:: Extracted entries

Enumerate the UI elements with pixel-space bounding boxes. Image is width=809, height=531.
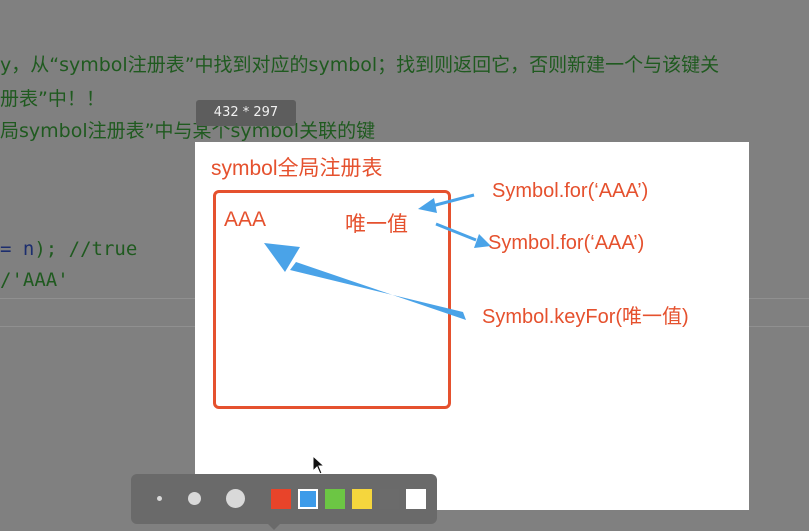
drawing-toolbar — [131, 474, 437, 524]
color-swatch-gray[interactable] — [379, 489, 399, 509]
color-swatch-blue[interactable] — [298, 489, 318, 509]
color-swatch-red[interactable] — [271, 489, 291, 509]
brush-size-small-button[interactable] — [157, 496, 162, 501]
color-swatch-white[interactable] — [406, 489, 426, 509]
brush-size-large-button[interactable] — [226, 489, 245, 508]
arrow-value-to-for2[interactable] — [435, 222, 491, 248]
color-swatch-yellow[interactable] — [352, 489, 372, 509]
arrow-keyfor-to-key[interactable] — [264, 243, 466, 320]
toolbar-pointer — [266, 522, 282, 530]
annotation-arrows — [264, 193, 491, 320]
mouse-cursor-icon — [312, 455, 326, 475]
brush-size-medium-button[interactable] — [188, 492, 201, 505]
color-swatch-green[interactable] — [325, 489, 345, 509]
arrow-for1-to-value[interactable] — [418, 193, 475, 213]
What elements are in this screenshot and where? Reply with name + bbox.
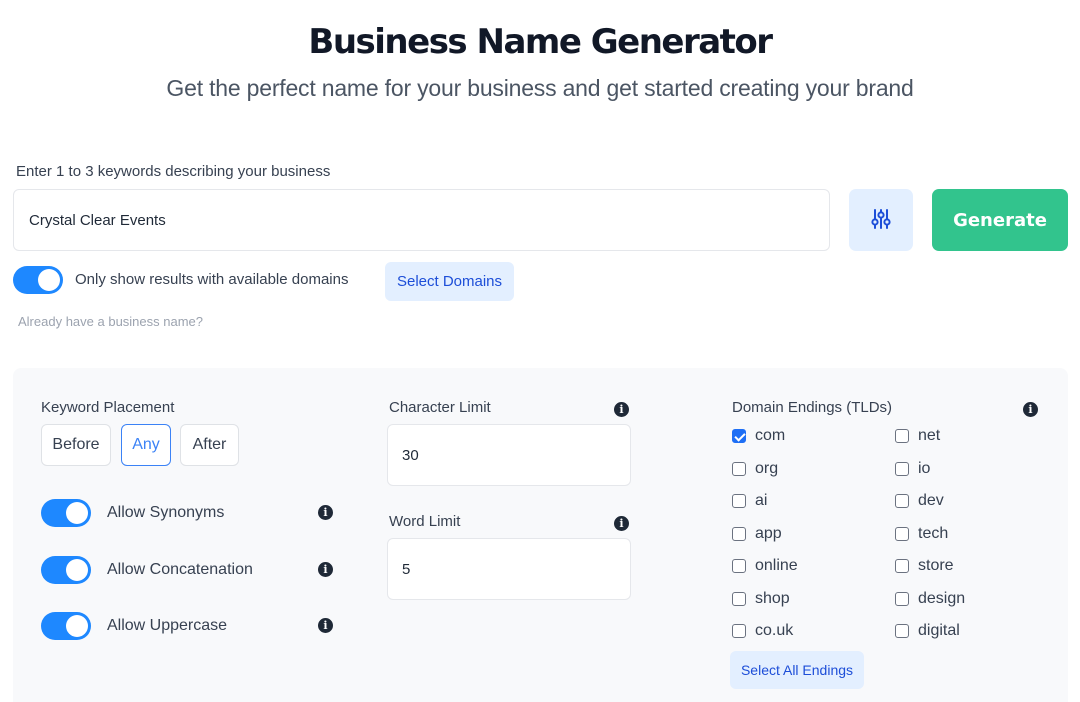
tld-checkbox[interactable] (732, 526, 746, 541)
tld-option-org[interactable]: org (732, 460, 778, 478)
tld-checkbox[interactable] (732, 559, 746, 573)
filter-settings-button[interactable] (849, 189, 913, 251)
toggle-knob (38, 269, 60, 291)
tld-option-com[interactable]: com (732, 427, 785, 445)
tld-label: com (755, 427, 786, 444)
word-limit-input[interactable] (387, 538, 631, 600)
tld-checkbox[interactable] (895, 526, 909, 541)
keyword-placement-label: Keyword Placement (41, 399, 175, 416)
tld-option-co-uk[interactable]: co.uk (732, 622, 793, 640)
toggle-knob (66, 502, 88, 524)
info-icon[interactable]: i (318, 562, 333, 577)
keywords-label: Enter 1 to 3 keywords describing your bu… (16, 163, 331, 180)
toggle-knob (66, 559, 88, 581)
tld-option-io[interactable]: io (895, 460, 930, 478)
tld-checkbox[interactable] (732, 624, 746, 638)
allow-synonyms-toggle[interactable] (41, 499, 91, 527)
tld-label: dev (918, 492, 944, 509)
tld-label: store (918, 557, 954, 574)
tld-label: io (918, 459, 931, 477)
tld-label: org (755, 459, 779, 477)
select-all-endings-button[interactable]: Select All Endings (730, 651, 864, 689)
generate-button[interactable]: Generate (932, 189, 1068, 251)
tld-label: digital (918, 622, 960, 639)
placement-before-button[interactable]: Before (41, 424, 111, 466)
tld-option-app[interactable]: app (732, 525, 782, 543)
tld-checkbox[interactable] (895, 461, 909, 476)
info-icon[interactable]: i (614, 402, 629, 417)
allow-uppercase-label: Allow Uppercase (107, 617, 228, 634)
tld-checkbox[interactable] (732, 494, 746, 508)
tld-checkbox[interactable] (895, 429, 909, 443)
already-have-name-link[interactable]: Already have a business name? (18, 314, 203, 329)
tld-checkbox[interactable] (732, 461, 746, 476)
tld-label: shop (755, 589, 790, 607)
tld-option-online[interactable]: online (732, 557, 798, 575)
placement-any-button[interactable]: Any (121, 424, 171, 466)
tld-checkbox[interactable] (895, 494, 909, 508)
tld-option-design[interactable]: design (895, 590, 965, 608)
tld-checkbox[interactable] (732, 591, 746, 606)
tld-label: online (755, 557, 798, 574)
placement-after-button[interactable]: After (180, 424, 239, 466)
tld-checkbox[interactable] (895, 591, 909, 606)
info-icon[interactable]: i (1023, 402, 1038, 417)
allow-uppercase-toggle[interactable] (41, 612, 91, 640)
tld-option-ai[interactable]: ai (732, 492, 767, 510)
toggle-knob (66, 615, 88, 637)
domain-endings-label: Domain Endings (TLDs) (732, 399, 893, 416)
info-icon[interactable]: i (318, 505, 333, 520)
allow-concatenation-label: Allow Concatenation (107, 561, 253, 578)
tld-checkbox[interactable] (732, 429, 746, 443)
word-limit-label: Word Limit (389, 513, 461, 530)
tld-checkbox[interactable] (895, 624, 909, 638)
page-subtitle: Get the perfect name for your business a… (166, 75, 914, 101)
allow-synonyms-label: Allow Synonyms (107, 504, 225, 521)
tld-option-digital[interactable]: digital (895, 622, 960, 640)
available-domains-toggle[interactable] (13, 266, 63, 294)
allow-concatenation-toggle[interactable] (41, 556, 91, 584)
available-domains-label: Only show results with available domains (75, 271, 349, 288)
sliders-icon (871, 208, 891, 233)
keywords-input[interactable] (13, 189, 830, 251)
tld-label: tech (918, 524, 949, 542)
tld-option-store[interactable]: store (895, 557, 954, 575)
character-limit-input[interactable] (387, 424, 631, 486)
tld-label: net (918, 427, 941, 444)
tld-option-shop[interactable]: shop (732, 590, 790, 608)
character-limit-label: Character Limit (389, 399, 491, 416)
tld-option-net[interactable]: net (895, 427, 940, 445)
tld-label: design (918, 589, 966, 607)
tld-checkbox[interactable] (895, 559, 909, 573)
tld-option-tech[interactable]: tech (895, 525, 948, 543)
tld-label: app (755, 524, 782, 542)
page-title: Business Name Generator (308, 22, 773, 62)
info-icon[interactable]: i (318, 618, 333, 633)
tld-option-dev[interactable]: dev (895, 492, 944, 510)
tld-label: co.uk (755, 622, 794, 639)
info-icon[interactable]: i (614, 516, 629, 531)
select-domains-button[interactable]: Select Domains (385, 262, 514, 301)
tld-label: ai (755, 492, 768, 509)
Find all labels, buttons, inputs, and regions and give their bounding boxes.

::::

Reproduce every line of the records above verbatim, omitting the pictures.

Enumerate the UI elements with pixel-space bounding boxes. Image is width=809, height=531.
drawing-toolbar — [131, 474, 437, 524]
color-swatch-gray[interactable] — [379, 489, 399, 509]
color-swatch-blue[interactable] — [298, 489, 318, 509]
color-swatch-red[interactable] — [271, 489, 291, 509]
brush-size-small-button[interactable] — [157, 496, 162, 501]
color-swatch-white[interactable] — [406, 489, 426, 509]
brush-size-large-button[interactable] — [226, 489, 245, 508]
arrow-value-to-for2[interactable] — [435, 222, 491, 248]
color-swatch-yellow[interactable] — [352, 489, 372, 509]
arrow-keyfor-to-key[interactable] — [264, 243, 466, 320]
toolbar-pointer — [266, 522, 282, 530]
annotation-arrows — [264, 193, 491, 320]
mouse-cursor-icon — [312, 455, 326, 475]
brush-size-medium-button[interactable] — [188, 492, 201, 505]
color-swatch-green[interactable] — [325, 489, 345, 509]
arrow-for1-to-value[interactable] — [418, 193, 475, 213]
What elements are in this screenshot and where? Reply with name + bbox.
tld-checkbox[interactable] (732, 526, 746, 541)
tld-option-org[interactable]: org (732, 460, 778, 478)
tld-checkbox[interactable] (732, 559, 746, 573)
filter-settings-button[interactable] (849, 189, 913, 251)
toggle-knob (38, 269, 60, 291)
tld-option-com[interactable]: com (732, 427, 785, 445)
tld-label: com (755, 427, 786, 444)
word-limit-input[interactable] (387, 538, 631, 600)
tld-checkbox[interactable] (895, 526, 909, 541)
keyword-placement-label: Keyword Placement (41, 399, 175, 416)
tld-option-co-uk[interactable]: co.uk (732, 622, 793, 640)
toggle-knob (66, 502, 88, 524)
info-icon[interactable]: i (318, 562, 333, 577)
keywords-label: Enter 1 to 3 keywords describing your bu… (16, 163, 331, 180)
toggle-knob (66, 559, 88, 581)
tld-option-io[interactable]: io (895, 460, 930, 478)
tld-checkbox[interactable] (732, 624, 746, 638)
allow-synonyms-toggle[interactable] (41, 499, 91, 527)
tld-label: dev (918, 492, 944, 509)
tld-label: store (918, 557, 954, 574)
tld-label: io (918, 459, 931, 477)
tld-label: org (755, 459, 779, 477)
select-all-endings-button[interactable]: Select All Endings (730, 651, 864, 689)
generate-button[interactable]: Generate (932, 189, 1068, 251)
tld-label: digital (918, 622, 960, 639)
placement-before-button[interactable]: Before (41, 424, 111, 466)
tld-option-app[interactable]: app (732, 525, 782, 543)
tld-checkbox[interactable] (895, 461, 909, 476)
info-icon[interactable]: i (614, 402, 629, 417)
allow-uppercase-label: Allow Uppercase (107, 617, 228, 634)
tld-checkbox[interactable] (732, 494, 746, 508)
tld-checkbox[interactable] (895, 429, 909, 443)
already-have-name-link[interactable]: Already have a business name? (18, 314, 203, 329)
tld-checkbox[interactable] (732, 461, 746, 476)
tld-label: shop (755, 589, 790, 607)
tld-option-online[interactable]: online (732, 557, 798, 575)
placement-any-button[interactable]: Any (121, 424, 171, 466)
tld-checkbox[interactable] (895, 494, 909, 508)
tld-option-design[interactable]: design (895, 590, 965, 608)
tld-checkbox[interactable] (732, 591, 746, 606)
tld-label: online (755, 557, 798, 574)
placement-after-button[interactable]: After (180, 424, 239, 466)
tld-checkbox[interactable] (895, 591, 909, 606)
info-icon[interactable]: i (1023, 402, 1038, 417)
allow-uppercase-toggle[interactable] (41, 612, 91, 640)
tld-option-ai[interactable]: ai (732, 492, 767, 510)
toggle-knob (66, 615, 88, 637)
domain-endings-label: Domain Endings (TLDs) (732, 399, 893, 416)
info-icon[interactable]: i (318, 505, 333, 520)
allow-concatenation-label: Allow Concatenation (107, 561, 253, 578)
tld-checkbox[interactable] (732, 429, 746, 443)
word-limit-label: Word Limit (389, 513, 461, 530)
tld-checkbox[interactable] (895, 624, 909, 638)
page-subtitle: Get the perfect name for your business a… (166, 75, 914, 101)
allow-synonyms-label: Allow Synonyms (107, 504, 225, 521)
tld-option-digital[interactable]: digital (895, 622, 960, 640)
available-domains-toggle[interactable] (13, 266, 63, 294)
allow-concatenation-toggle[interactable] (41, 556, 91, 584)
available-domains-label: Only show results with available domains (75, 271, 349, 288)
sliders-icon (871, 208, 891, 233)
keywords-input[interactable] (13, 189, 830, 251)
tld-label: tech (918, 524, 949, 542)
tld-option-store[interactable]: store (895, 557, 954, 575)
character-limit-input[interactable] (387, 424, 631, 486)
tld-label: net (918, 427, 941, 444)
tld-option-shop[interactable]: shop (732, 590, 790, 608)
character-limit-label: Character Limit (389, 399, 491, 416)
tld-option-net[interactable]: net (895, 427, 940, 445)
tld-label: design (918, 589, 966, 607)
tld-checkbox[interactable] (895, 559, 909, 573)
tld-option-tech[interactable]: tech (895, 525, 948, 543)
tld-label: app (755, 524, 782, 542)
page-title: Business Name Generator (308, 22, 773, 62)
info-icon[interactable]: i (318, 618, 333, 633)
tld-option-dev[interactable]: dev (895, 492, 944, 510)
tld-label: co.uk (755, 622, 794, 639)
info-icon[interactable]: i (614, 516, 629, 531)
select-domains-button[interactable]: Select Domains (385, 262, 514, 301)
tld-label: ai (755, 492, 768, 509)
Find all labels, buttons, inputs, and regions and give their bounding boxes.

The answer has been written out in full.